* Aim
Transcribe the records below exactly as they appear, omitting any pictures.

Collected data
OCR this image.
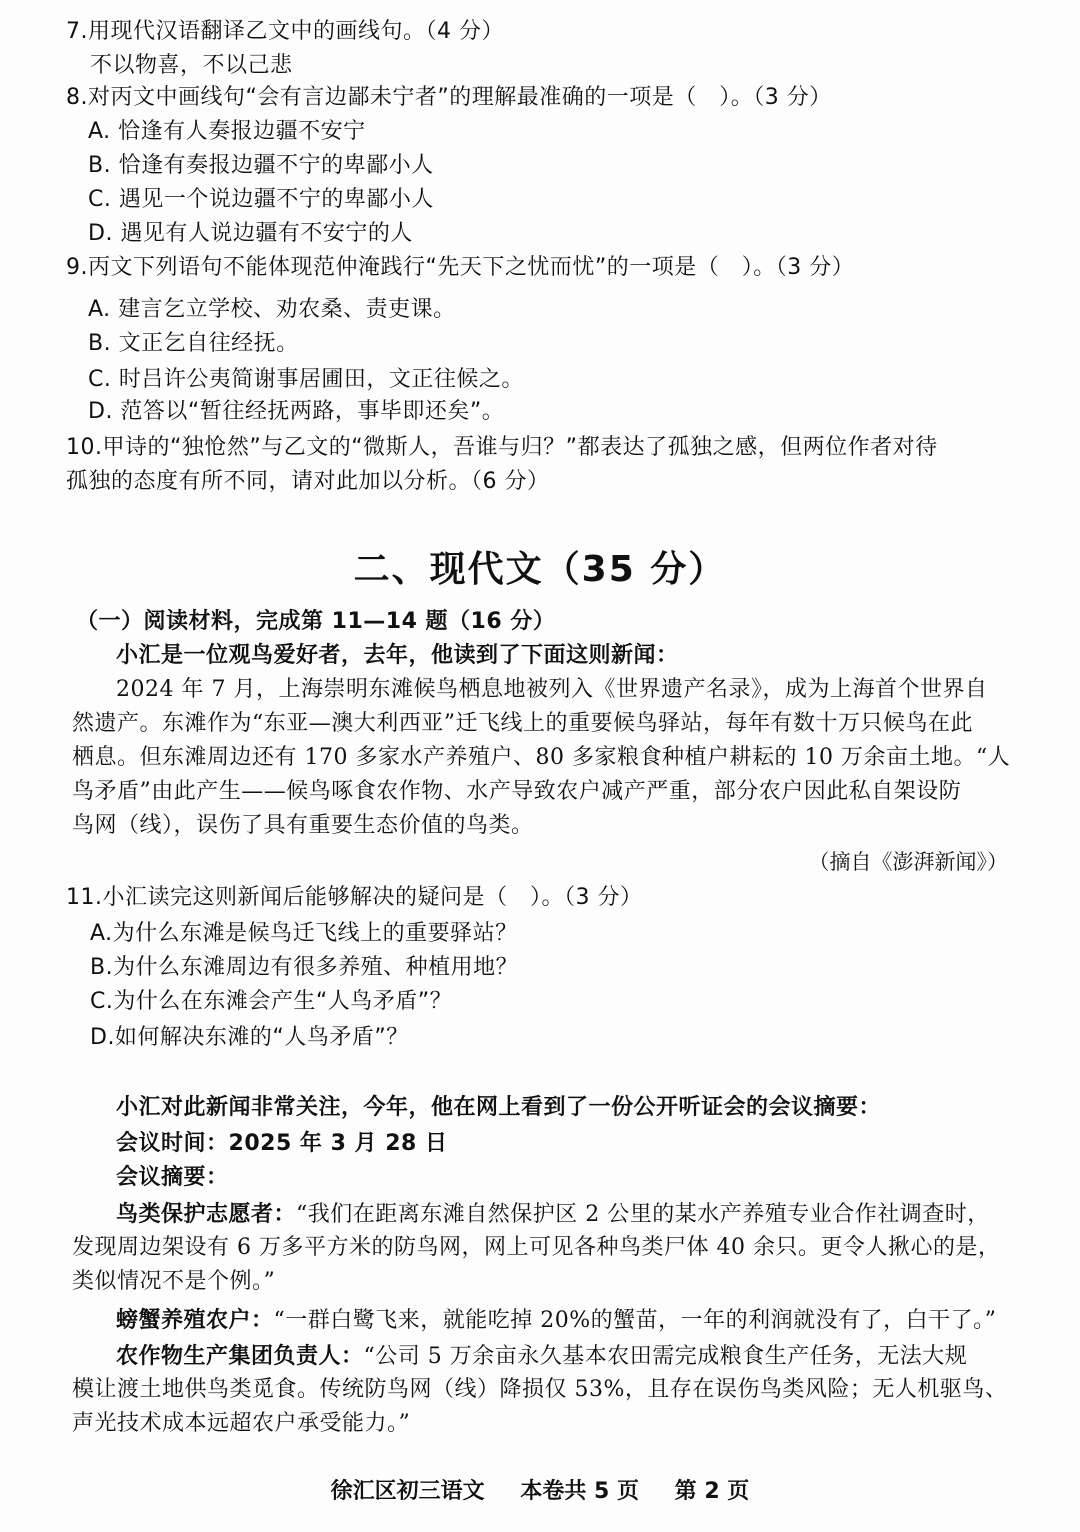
7.用现代汉语翻译乙文中的画线句。（4 分）
不以物喜，不以己悲
8.对丙文中画线句“会有言边鄙未宁者”的理解最准确的一项是（　）。（3 分）
A. 恰逢有人奏报边疆不安宁
B. 恰逢有奏报边疆不宁的卑鄙小人
C. 遇见一个说边疆不宁的卑鄙小人
D. 遇见有人说边疆有不安宁的人
9.丙文下列语句不能体现范仲淹践行“先天下之忧而忧”的一项是（　）。（3 分）
A. 建言乞立学校、劝农桑、责吏课。
B. 文正乞自往经抚。
C. 时吕许公夷简谢事居圃田，文正往候之。
D. 范答以“暂往经抚两路，事毕即还矣”。
10.甲诗的“独怆然”与乙文的“微斯人，吾谁与归？”都表达了孤独之感，但两位作者对待
孤独的态度有所不同，请对此加以分析。（6 分）
二、现代文（35 分）
（一）阅读材料，完成第 11—14 题（16 分）
小汇是一位观鸟爱好者，去年，他读到了下面这则新闻：
2024 年 7 月，上海崇明东滩候鸟栖息地被列入《世界遗产名录》，成为上海首个世界自
然遗产。东滩作为“东亚—澳大利西亚”迁飞线上的重要候鸟驿站，每年有数十万只候鸟在此
栖息。但东滩周边还有 170 多家水产养殖户、80 多家粮食种植户耕耘的 10 万余亩土地。“人
鸟矛盾”由此产生——候鸟啄食农作物、水产导致农户减产严重，部分农户因此私自架设防
鸟网（线），误伤了具有重要生态价值的鸟类。
（摘自《澎湃新闻》）
11.小汇读完这则新闻后能够解决的疑问是（　）。（3 分）
A.为什么东滩是候鸟迁飞线上的重要驿站？
B.为什么东滩周边有很多养殖、种植用地？
C.为什么在东滩会产生“人鸟矛盾”？
D.如何解决东滩的“人鸟矛盾”？
小汇对此新闻非常关注，今年，他在网上看到了一份公开听证会的会议摘要：
会议时间：2025 年 3 月 28 日
会议摘要：
鸟类保护志愿者：“我们在距离东滩自然保护区 2 公里的某水产养殖专业合作社调查时，
发现周边架设有 6 万多平方米的防鸟网，网上可见各种鸟类尸体 40 余只。更令人揪心的是，
类似情况不是个例。”
螃蟹养殖农户：“一群白鹭飞来，就能吃掉 20%的蟹苗，一年的利润就没有了，白干了。”
农作物生产集团负责人：“公司 5 万余亩永久基本农田需完成粮食生产任务，无法大规
模让渡土地供鸟类觅食。传统防鸟网（线）降损仅 53%，且存在误伤鸟类风险；无人机驱鸟、
声光技术成本远超农户承受能力。”
徐汇区初三语文 本卷共 5 页 第 2 页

* Written answer
OCR this image.
7.用现代汉语翻译乙文中的画线句。（4 分）
不以物喜，不以己悲
8.对丙文中画线句“会有言边鄙未宁者”的理解最准确的一项是（　）。（3 分）
A. 恰逢有人奏报边疆不安宁
B. 恰逢有奏报边疆不宁的卑鄙小人
C. 遇见一个说边疆不宁的卑鄙小人
D. 遇见有人说边疆有不安宁的人
9.丙文下列语句不能体现范仲淹践行“先天下之忧而忧”的一项是（　）。（3 分）
A. 建言乞立学校、劝农桑、责吏课。
B. 文正乞自往经抚。
C. 时吕许公夷简谢事居圃田，文正往候之。
D. 范答以“暂往经抚两路，事毕即还矣”。
10.甲诗的“独怆然”与乙文的“微斯人，吾谁与归？”都表达了孤独之感，但两位作者对待
孤独的态度有所不同，请对此加以分析。（6 分）
二、现代文（35 分）
（一）阅读材料，完成第 11—14 题（16 分）
小汇是一位观鸟爱好者，去年，他读到了下面这则新闻：
2024 年 7 月，上海崇明东滩候鸟栖息地被列入《世界遗产名录》，成为上海首个世界自
然遗产。东滩作为“东亚—澳大利西亚”迁飞线上的重要候鸟驿站，每年有数十万只候鸟在此
栖息。但东滩周边还有 170 多家水产养殖户、80 多家粮食种植户耕耘的 10 万余亩土地。“人
鸟矛盾”由此产生——候鸟啄食农作物、水产导致农户减产严重，部分农户因此私自架设防
鸟网（线），误伤了具有重要生态价值的鸟类。
（摘自《澎湃新闻》）
11.小汇读完这则新闻后能够解决的疑问是（　）。（3 分）
A.为什么东滩是候鸟迁飞线上的重要驿站？
B.为什么东滩周边有很多养殖、种植用地？
C.为什么在东滩会产生“人鸟矛盾”？
D.如何解决东滩的“人鸟矛盾”？
小汇对此新闻非常关注，今年，他在网上看到了一份公开听证会的会议摘要：
会议时间：2025 年 3 月 28 日
会议摘要：
鸟类保护志愿者：“我们在距离东滩自然保护区 2 公里的某水产养殖专业合作社调查时，
发现周边架设有 6 万多平方米的防鸟网，网上可见各种鸟类尸体 40 余只。更令人揪心的是，
类似情况不是个例。”
螃蟹养殖农户：“一群白鹭飞来，就能吃掉 20%的蟹苗，一年的利润就没有了，白干了。”
农作物生产集团负责人：“公司 5 万余亩永久基本农田需完成粮食生产任务，无法大规
模让渡土地供鸟类觅食。传统防鸟网（线）降损仅 53%，且存在误伤鸟类风险；无人机驱鸟、
声光技术成本远超农户承受能力。”
徐汇区初三语文 本卷共 5 页 第 2 页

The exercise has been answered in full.